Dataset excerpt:

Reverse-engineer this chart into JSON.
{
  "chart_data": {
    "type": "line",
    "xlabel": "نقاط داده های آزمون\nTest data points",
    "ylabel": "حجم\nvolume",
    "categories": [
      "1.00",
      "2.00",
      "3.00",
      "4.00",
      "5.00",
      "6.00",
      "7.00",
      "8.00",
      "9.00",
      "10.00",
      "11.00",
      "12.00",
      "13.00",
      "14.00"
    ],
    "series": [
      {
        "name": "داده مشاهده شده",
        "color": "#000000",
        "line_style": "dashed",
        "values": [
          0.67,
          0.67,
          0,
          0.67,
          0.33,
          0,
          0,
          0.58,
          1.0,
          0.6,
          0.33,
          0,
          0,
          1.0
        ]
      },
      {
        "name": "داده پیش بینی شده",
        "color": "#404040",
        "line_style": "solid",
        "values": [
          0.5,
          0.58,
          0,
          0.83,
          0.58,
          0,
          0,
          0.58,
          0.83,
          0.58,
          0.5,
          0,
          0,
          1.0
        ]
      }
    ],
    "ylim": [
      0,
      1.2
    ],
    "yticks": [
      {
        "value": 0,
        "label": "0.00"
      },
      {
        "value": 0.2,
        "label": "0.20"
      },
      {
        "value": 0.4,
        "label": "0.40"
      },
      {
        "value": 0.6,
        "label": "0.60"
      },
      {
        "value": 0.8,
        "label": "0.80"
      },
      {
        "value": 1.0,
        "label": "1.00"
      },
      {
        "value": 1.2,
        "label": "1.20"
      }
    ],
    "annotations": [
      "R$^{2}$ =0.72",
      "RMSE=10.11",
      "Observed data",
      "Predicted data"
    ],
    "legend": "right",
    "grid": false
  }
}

● **Objective**: Each line that has the word "داده" should be copied.

● **Full output**:
    "xlabel": "نقاط داده های آزمون\nTest data points",
        "name": "داده مشاهده شده",
        "name": "داده پیش بینی شده",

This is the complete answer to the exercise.